Burundi news, le 22/07/2008
Survive la résistance !
Par Melchior Mbonimpa
Il faut que je me venge ! C’est ce que je me disais depuis des semaines, peut-être des mois déjà, après « relecture » des textes rassemblés dans le recueil que Fabien Cishahayo vient de publier aux Éditions de l’Intuition, sous le titre : Burundi : Liberté, je crie ton nom. Mémoires d’un hacktiviste (2003-2007) ! Il s’agissait en effet d’une relecture car, dans ma fréquentation assidue des sites d’information sur le Burundi depuis les débuts, j’avais déjà lu la plupart des textes repris dans cet ouvrage.
Mais de quoi dois-je me venger ? Très simple : j’ai profité de la bienveillance et de la complicité de Fabien depuis qu’il s’est donné les moyens d’intervenir publiquement dans « les affaires » du Burundi, d’abord sur le site www.abarundi.org, ensuite sur www.burundibwacu.org. Plus que personne, il a fait la promotion de mes ouvrages qui portent sur le Burundi, directement ou indirectement. Vous l’avez déjà compris : il s’agit d’une douce vengeance. Je me devais de renvoyer l’ascenseur, mais les propos qui suivent montreront qu’il ne s’agit pas d’un simple échange de bons procédés.
Pour nous donner l’impression que nous sommes importants, nous cultivons la conviction que le temps nous manque, que nous sommes très occupés et, cela devient un prétexte pour excuser les pires négligences. Le sachant, j’ai pris soin de me compromettre en annonçant à mon ami et collègue, que je livrerai un bref commentaire du livre qu’il vient de publier. Je passe donc à l’acte : il en va de ma crédibilité.

(VOS TÂCHES)
(A) D'après l'article, chez quel éditeur Fabien Cishahayo a-t-il publié son recueil ?
(B) Recopiez mot pour mot le passage de l'article qui s'ouvre sur les mots « Burundi news, le » et se clôt sur « dans cet ouvrage. ».
Les enregistrements ci-après proviennent d'une source distincte.

(EXTRAITS DE DONNÉES)

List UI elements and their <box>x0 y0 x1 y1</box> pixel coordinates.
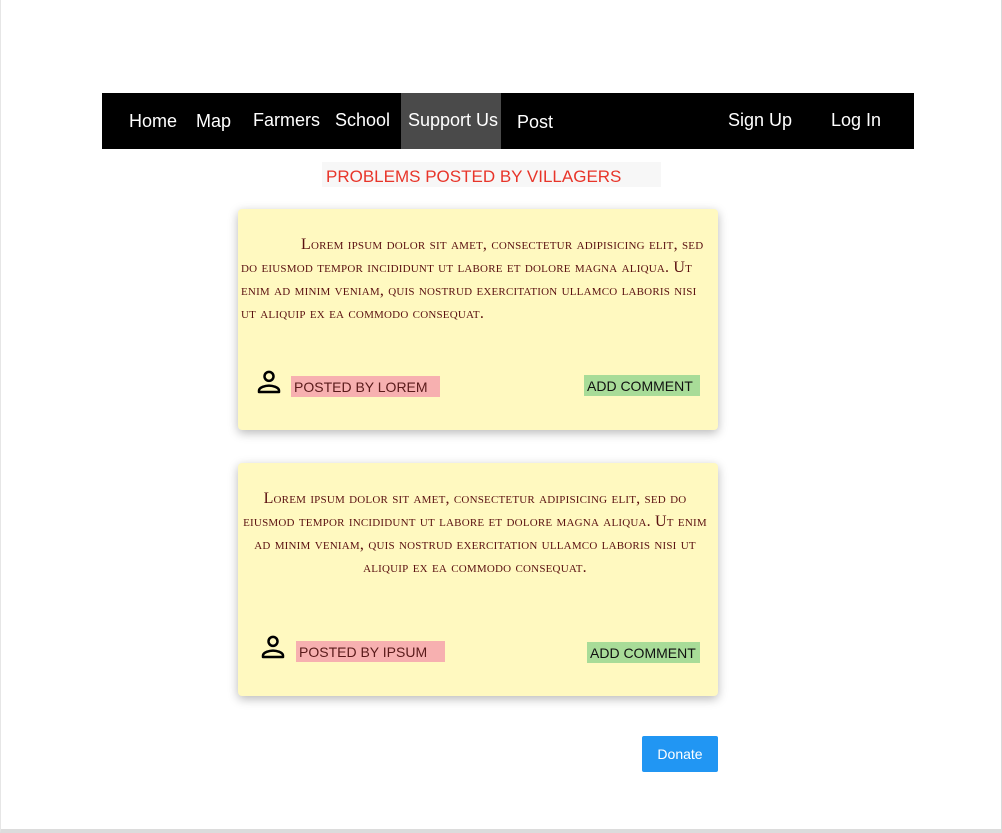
nav-support-us[interactable]: Support Us <box>401 93 501 149</box>
nav-school[interactable]: School <box>335 92 390 148</box>
nav-home[interactable]: Home <box>129 93 177 149</box>
post-card: Lorem ipsum dolor sit amet, consectetur … <box>238 209 718 430</box>
nav-log-in[interactable]: Log In <box>831 92 881 148</box>
post-text: Lorem ipsum dolor sit amet, consectetur … <box>241 236 704 322</box>
post-text: Lorem ipsum dolor sit amet, consectetur … <box>243 490 707 576</box>
posted-by-label: POSTED BY LOREM <box>291 376 440 397</box>
page-frame: Home Map Farmers School Support Us Post … <box>0 0 1002 833</box>
posted-by-label: POSTED BY IPSUM <box>296 641 445 662</box>
nav-farmers[interactable]: Farmers <box>253 92 320 148</box>
person-icon <box>257 370 281 394</box>
page-title: PROBLEMS POSTED BY VILLAGERS <box>322 162 661 187</box>
nav-sign-up[interactable]: Sign Up <box>728 92 792 148</box>
donate-button[interactable]: Donate <box>642 736 718 772</box>
post-card: Lorem ipsum dolor sit amet, consectetur … <box>238 463 718 696</box>
main-navbar: Home Map Farmers School Support Us Post … <box>102 93 914 149</box>
add-comment-button[interactable]: ADD COMMENT <box>587 642 700 663</box>
add-comment-button[interactable]: ADD COMMENT <box>584 375 700 396</box>
person-icon <box>261 635 285 659</box>
nav-map[interactable]: Map <box>196 93 231 149</box>
nav-post[interactable]: Post <box>517 94 553 150</box>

(RÉSULTATS)
(A) Aux Éditions de l'Intuition.

(B)
Burundi news, le 22/07/2008
Survive la résistance !
Par Melchior Mbonimpa
Il faut que je me venge ! C’est ce que je me disais depuis des semaines, peut-être des mois déjà, après « relecture » des textes rassemblés dans le recueil que Fabien Cishahayo vient de publier aux Éditions de l’Intuition, sous le titre : Burundi : Liberté, je crie ton nom. Mémoires d’un hacktiviste (2003-2007) ! Il s’agissait en effet d’une relecture car, dans ma fréquentation assidue des sites d’information sur le Burundi depuis les débuts, j’avais déjà lu la plupart des textes repris dans cet ouvrage.